Data records:

* start *

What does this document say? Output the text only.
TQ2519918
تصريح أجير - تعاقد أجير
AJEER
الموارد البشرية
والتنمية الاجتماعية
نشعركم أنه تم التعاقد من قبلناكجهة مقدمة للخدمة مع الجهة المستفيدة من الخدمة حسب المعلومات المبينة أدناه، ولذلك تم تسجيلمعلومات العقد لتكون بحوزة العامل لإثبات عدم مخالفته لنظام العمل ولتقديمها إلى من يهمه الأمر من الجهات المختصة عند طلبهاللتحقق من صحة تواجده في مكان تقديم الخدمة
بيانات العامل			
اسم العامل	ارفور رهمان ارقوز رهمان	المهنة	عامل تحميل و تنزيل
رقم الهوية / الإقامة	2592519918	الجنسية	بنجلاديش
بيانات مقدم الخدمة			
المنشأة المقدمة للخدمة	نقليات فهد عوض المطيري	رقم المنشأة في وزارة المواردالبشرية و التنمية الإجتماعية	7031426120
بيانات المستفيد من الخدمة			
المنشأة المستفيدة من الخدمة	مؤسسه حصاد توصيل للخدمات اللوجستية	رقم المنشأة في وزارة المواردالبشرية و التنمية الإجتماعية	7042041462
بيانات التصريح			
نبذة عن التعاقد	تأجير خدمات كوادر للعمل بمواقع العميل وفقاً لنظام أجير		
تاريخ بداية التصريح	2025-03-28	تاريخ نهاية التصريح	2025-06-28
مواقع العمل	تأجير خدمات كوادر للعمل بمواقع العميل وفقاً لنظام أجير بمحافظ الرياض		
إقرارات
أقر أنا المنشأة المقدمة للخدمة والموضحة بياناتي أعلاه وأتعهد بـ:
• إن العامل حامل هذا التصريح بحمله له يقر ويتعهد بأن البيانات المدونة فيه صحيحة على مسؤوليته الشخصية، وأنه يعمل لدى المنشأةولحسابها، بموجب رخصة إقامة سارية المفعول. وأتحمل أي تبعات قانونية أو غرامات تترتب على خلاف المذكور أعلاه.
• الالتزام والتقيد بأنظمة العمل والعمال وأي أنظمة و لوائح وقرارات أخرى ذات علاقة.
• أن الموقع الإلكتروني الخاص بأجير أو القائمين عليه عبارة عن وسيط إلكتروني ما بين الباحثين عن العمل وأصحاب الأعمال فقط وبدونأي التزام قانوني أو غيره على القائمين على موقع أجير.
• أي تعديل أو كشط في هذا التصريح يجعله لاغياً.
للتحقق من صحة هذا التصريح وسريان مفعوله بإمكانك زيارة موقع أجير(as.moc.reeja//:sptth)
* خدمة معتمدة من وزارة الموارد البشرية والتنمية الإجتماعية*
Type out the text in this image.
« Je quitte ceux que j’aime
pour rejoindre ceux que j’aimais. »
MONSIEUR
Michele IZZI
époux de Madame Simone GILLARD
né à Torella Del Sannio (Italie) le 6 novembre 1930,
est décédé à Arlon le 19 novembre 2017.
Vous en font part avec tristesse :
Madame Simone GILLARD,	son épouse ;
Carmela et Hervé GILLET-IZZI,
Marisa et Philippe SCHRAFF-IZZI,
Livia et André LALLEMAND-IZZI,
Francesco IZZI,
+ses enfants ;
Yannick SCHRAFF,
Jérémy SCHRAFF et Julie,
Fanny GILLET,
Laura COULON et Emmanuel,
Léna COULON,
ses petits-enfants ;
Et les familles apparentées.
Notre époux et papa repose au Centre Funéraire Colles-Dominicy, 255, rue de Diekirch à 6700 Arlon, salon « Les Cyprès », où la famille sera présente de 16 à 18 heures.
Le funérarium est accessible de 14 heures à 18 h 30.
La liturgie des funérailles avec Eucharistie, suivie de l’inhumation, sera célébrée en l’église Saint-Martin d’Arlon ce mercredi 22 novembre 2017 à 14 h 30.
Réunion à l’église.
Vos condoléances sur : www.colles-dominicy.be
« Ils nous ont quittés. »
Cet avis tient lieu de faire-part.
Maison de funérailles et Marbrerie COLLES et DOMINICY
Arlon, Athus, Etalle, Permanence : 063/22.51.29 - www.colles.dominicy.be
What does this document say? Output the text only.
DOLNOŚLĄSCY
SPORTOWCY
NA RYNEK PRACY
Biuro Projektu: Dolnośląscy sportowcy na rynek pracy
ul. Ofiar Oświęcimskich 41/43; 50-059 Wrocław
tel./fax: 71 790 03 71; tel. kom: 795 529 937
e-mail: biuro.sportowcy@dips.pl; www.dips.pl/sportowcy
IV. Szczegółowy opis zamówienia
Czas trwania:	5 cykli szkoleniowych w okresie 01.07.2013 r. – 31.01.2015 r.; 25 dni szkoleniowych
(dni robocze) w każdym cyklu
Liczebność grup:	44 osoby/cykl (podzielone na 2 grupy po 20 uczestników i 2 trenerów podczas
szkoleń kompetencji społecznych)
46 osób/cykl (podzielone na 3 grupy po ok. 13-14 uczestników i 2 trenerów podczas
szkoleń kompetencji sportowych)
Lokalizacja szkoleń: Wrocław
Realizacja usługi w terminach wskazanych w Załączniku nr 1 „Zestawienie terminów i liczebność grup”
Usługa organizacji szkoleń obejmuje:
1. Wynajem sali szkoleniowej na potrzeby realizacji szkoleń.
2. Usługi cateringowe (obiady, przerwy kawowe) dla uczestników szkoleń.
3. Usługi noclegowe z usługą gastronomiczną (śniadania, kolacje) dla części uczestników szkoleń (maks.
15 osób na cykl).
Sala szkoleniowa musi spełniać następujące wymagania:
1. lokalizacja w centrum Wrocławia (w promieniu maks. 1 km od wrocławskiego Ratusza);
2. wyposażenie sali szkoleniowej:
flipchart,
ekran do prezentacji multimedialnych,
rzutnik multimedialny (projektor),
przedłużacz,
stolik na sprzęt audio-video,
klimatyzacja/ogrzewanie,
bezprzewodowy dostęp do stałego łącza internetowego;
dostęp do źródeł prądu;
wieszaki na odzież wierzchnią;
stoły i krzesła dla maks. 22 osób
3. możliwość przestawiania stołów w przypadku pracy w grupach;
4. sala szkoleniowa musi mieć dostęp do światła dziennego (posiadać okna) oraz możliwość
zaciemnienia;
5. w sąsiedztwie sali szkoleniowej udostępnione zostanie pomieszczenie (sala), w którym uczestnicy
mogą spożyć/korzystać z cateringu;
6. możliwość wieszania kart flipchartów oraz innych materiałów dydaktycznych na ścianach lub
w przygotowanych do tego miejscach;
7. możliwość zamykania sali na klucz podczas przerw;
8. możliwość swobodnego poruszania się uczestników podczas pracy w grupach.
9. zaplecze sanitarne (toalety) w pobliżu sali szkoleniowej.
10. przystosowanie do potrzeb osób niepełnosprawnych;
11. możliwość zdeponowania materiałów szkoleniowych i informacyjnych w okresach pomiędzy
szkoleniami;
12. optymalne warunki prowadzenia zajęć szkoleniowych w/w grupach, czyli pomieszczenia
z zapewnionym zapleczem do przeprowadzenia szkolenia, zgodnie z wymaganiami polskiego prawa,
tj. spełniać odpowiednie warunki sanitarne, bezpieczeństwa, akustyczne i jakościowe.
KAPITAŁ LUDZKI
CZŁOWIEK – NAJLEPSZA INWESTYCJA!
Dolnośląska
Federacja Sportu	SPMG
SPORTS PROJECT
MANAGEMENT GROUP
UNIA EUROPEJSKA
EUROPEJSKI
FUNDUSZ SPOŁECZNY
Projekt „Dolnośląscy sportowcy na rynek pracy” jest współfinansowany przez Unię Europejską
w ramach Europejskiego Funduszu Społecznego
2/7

* end *

▶ **Aim of the exercise**
Give back all the data exactly as written.

▶ **Written answer**
What does this document say? Output the text only.
TQ2519918
تصريح أجير - تعاقد أجير
AJEER
الموارد البشرية
والتنمية الاجتماعية
نشعركم أنه تم التعاقد من قبلناكجهة مقدمة للخدمة مع الجهة المستفيدة من الخدمة حسب المعلومات المبينة أدناه، ولذلك تم تسجيلمعلومات العقد لتكون بحوزة العامل لإثبات عدم مخالفته لنظام العمل ولتقديمها إلى من يهمه الأمر من الجهات المختصة عند طلبهاللتحقق من صحة تواجده في مكان تقديم الخدمة
بيانات العامل			
اسم العامل	ارفور رهمان ارقوز رهمان	المهنة	عامل تحميل و تنزيل
رقم الهوية / الإقامة	2592519918	الجنسية	بنجلاديش
بيانات مقدم الخدمة			
المنشأة المقدمة للخدمة	نقليات فهد عوض المطيري	رقم المنشأة في وزارة المواردالبشرية و التنمية الإجتماعية	7031426120
بيانات المستفيد من الخدمة			
المنشأة المستفيدة من الخدمة	مؤسسه حصاد توصيل للخدمات اللوجستية	رقم المنشأة في وزارة المواردالبشرية و التنمية الإجتماعية	7042041462
بيانات التصريح			
نبذة عن التعاقد	تأجير خدمات كوادر للعمل بمواقع العميل وفقاً لنظام أجير		
تاريخ بداية التصريح	2025-03-28	تاريخ نهاية التصريح	2025-06-28
مواقع العمل	تأجير خدمات كوادر للعمل بمواقع العميل وفقاً لنظام أجير بمحافظ الرياض		
إقرارات
أقر أنا المنشأة المقدمة للخدمة والموضحة بياناتي أعلاه وأتعهد بـ:
• إن العامل حامل هذا التصريح بحمله له يقر ويتعهد بأن البيانات المدونة فيه صحيحة على مسؤوليته الشخصية، وأنه يعمل لدى المنشأةولحسابها، بموجب رخصة إقامة سارية المفعول. وأتحمل أي تبعات قانونية أو غرامات تترتب على خلاف المذكور أعلاه.
• الالتزام والتقيد بأنظمة العمل والعمال وأي أنظمة و لوائح وقرارات أخرى ذات علاقة.
• أن الموقع الإلكتروني الخاص بأجير أو القائمين عليه عبارة عن وسيط إلكتروني ما بين الباحثين عن العمل وأصحاب الأعمال فقط وبدونأي التزام قانوني أو غيره على القائمين على موقع أجير.
• أي تعديل أو كشط في هذا التصريح يجعله لاغياً.
للتحقق من صحة هذا التصريح وسريان مفعوله بإمكانك زيارة موقع أجير(as.moc.reeja//:sptth)
* خدمة معتمدة من وزارة الموارد البشرية والتنمية الإجتماعية*
Type out the text in this image.
« Je quitte ceux que j’aime
pour rejoindre ceux que j’aimais. »
MONSIEUR
Michele IZZI
époux de Madame Simone GILLARD
né à Torella Del Sannio (Italie) le 6 novembre 1930,
est décédé à Arlon le 19 novembre 2017.
Vous en font part avec tristesse :
Madame Simone GILLARD,	son épouse ;
Carmela et Hervé GILLET-IZZI,
Marisa et Philippe SCHRAFF-IZZI,
Livia et André LALLEMAND-IZZI,
Francesco IZZI,
+ses enfants ;
Yannick SCHRAFF,
Jérémy SCHRAFF et Julie,
Fanny GILLET,
Laura COULON et Emmanuel,
Léna COULON,
ses petits-enfants ;
Et les familles apparentées.
Notre époux et papa repose au Centre Funéraire Colles-Dominicy, 255, rue de Diekirch à 6700 Arlon, salon « Les Cyprès », où la famille sera présente de 16 à 18 heures.
Le funérarium est accessible de 14 heures à 18 h 30.
La liturgie des funérailles avec Eucharistie, suivie de l’inhumation, sera célébrée en l’église Saint-Martin d’Arlon ce mercredi 22 novembre 2017 à 14 h 30.
Réunion à l’église.
Vos condoléances sur : www.colles-dominicy.be
« Ils nous ont quittés. »
Cet avis tient lieu de faire-part.
Maison de funérailles et Marbrerie COLLES et DOMINICY
Arlon, Athus, Etalle, Permanence : 063/22.51.29 - www.colles.dominicy.be
What does this document say? Output the text only.
DOLNOŚLĄSCY
SPORTOWCY
NA RYNEK PRACY
Biuro Projektu: Dolnośląscy sportowcy na rynek pracy
ul. Ofiar Oświęcimskich 41/43; 50-059 Wrocław
tel./fax: 71 790 03 71; tel. kom: 795 529 937
e-mail: biuro.sportowcy@dips.pl; www.dips.pl/sportowcy
IV. Szczegółowy opis zamówienia
Czas trwania:	5 cykli szkoleniowych w okresie 01.07.2013 r. – 31.01.2015 r.; 25 dni szkoleniowych
(dni robocze) w każdym cyklu
Liczebność grup:	44 osoby/cykl (podzielone na 2 grupy po 20 uczestników i 2 trenerów podczas
szkoleń kompetencji społecznych)
46 osób/cykl (podzielone na 3 grupy po ok. 13-14 uczestników i 2 trenerów podczas
szkoleń kompetencji sportowych)
Lokalizacja szkoleń: Wrocław
Realizacja usługi w terminach wskazanych w Załączniku nr 1 „Zestawienie terminów i liczebność grup”
Usługa organizacji szkoleń obejmuje:
1. Wynajem sali szkoleniowej na potrzeby realizacji szkoleń.
2. Usługi cateringowe (obiady, przerwy kawowe) dla uczestników szkoleń.
3. Usługi noclegowe z usługą gastronomiczną (śniadania, kolacje) dla części uczestników szkoleń (maks.
15 osób na cykl).
Sala szkoleniowa musi spełniać następujące wymagania:
1. lokalizacja w centrum Wrocławia (w promieniu maks. 1 km od wrocławskiego Ratusza);
2. wyposażenie sali szkoleniowej:
flipchart,
ekran do prezentacji multimedialnych,
rzutnik multimedialny (projektor),
przedłużacz,
stolik na sprzęt audio-video,
klimatyzacja/ogrzewanie,
bezprzewodowy dostęp do stałego łącza internetowego;
dostęp do źródeł prądu;
wieszaki na odzież wierzchnią;
stoły i krzesła dla maks. 22 osób
3. możliwość przestawiania stołów w przypadku pracy w grupach;
4. sala szkoleniowa musi mieć dostęp do światła dziennego (posiadać okna) oraz możliwość
zaciemnienia;
5. w sąsiedztwie sali szkoleniowej udostępnione zostanie pomieszczenie (sala), w którym uczestnicy
mogą spożyć/korzystać z cateringu;
6. możliwość wieszania kart flipchartów oraz innych materiałów dydaktycznych na ścianach lub
w przygotowanych do tego miejscach;
7. możliwość zamykania sali na klucz podczas przerw;
8. możliwość swobodnego poruszania się uczestników podczas pracy w grupach.
9. zaplecze sanitarne (toalety) w pobliżu sali szkoleniowej.
10. przystosowanie do potrzeb osób niepełnosprawnych;
11. możliwość zdeponowania materiałów szkoleniowych i informacyjnych w okresach pomiędzy
szkoleniami;
12. optymalne warunki prowadzenia zajęć szkoleniowych w/w grupach, czyli pomieszczenia
z zapewnionym zapleczem do przeprowadzenia szkolenia, zgodnie z wymaganiami polskiego prawa,
tj. spełniać odpowiednie warunki sanitarne, bezpieczeństwa, akustyczne i jakościowe.
KAPITAŁ LUDZKI
CZŁOWIEK – NAJLEPSZA INWESTYCJA!
Dolnośląska
Federacja Sportu	SPMG
SPORTS PROJECT
MANAGEMENT GROUP
UNIA EUROPEJSKA
EUROPEJSKI
FUNDUSZ SPOŁECZNY
Projekt „Dolnośląscy sportowcy na rynek pracy” jest współfinansowany przez Unię Europejską
w ramach Europejskiego Funduszu Społecznego
2/7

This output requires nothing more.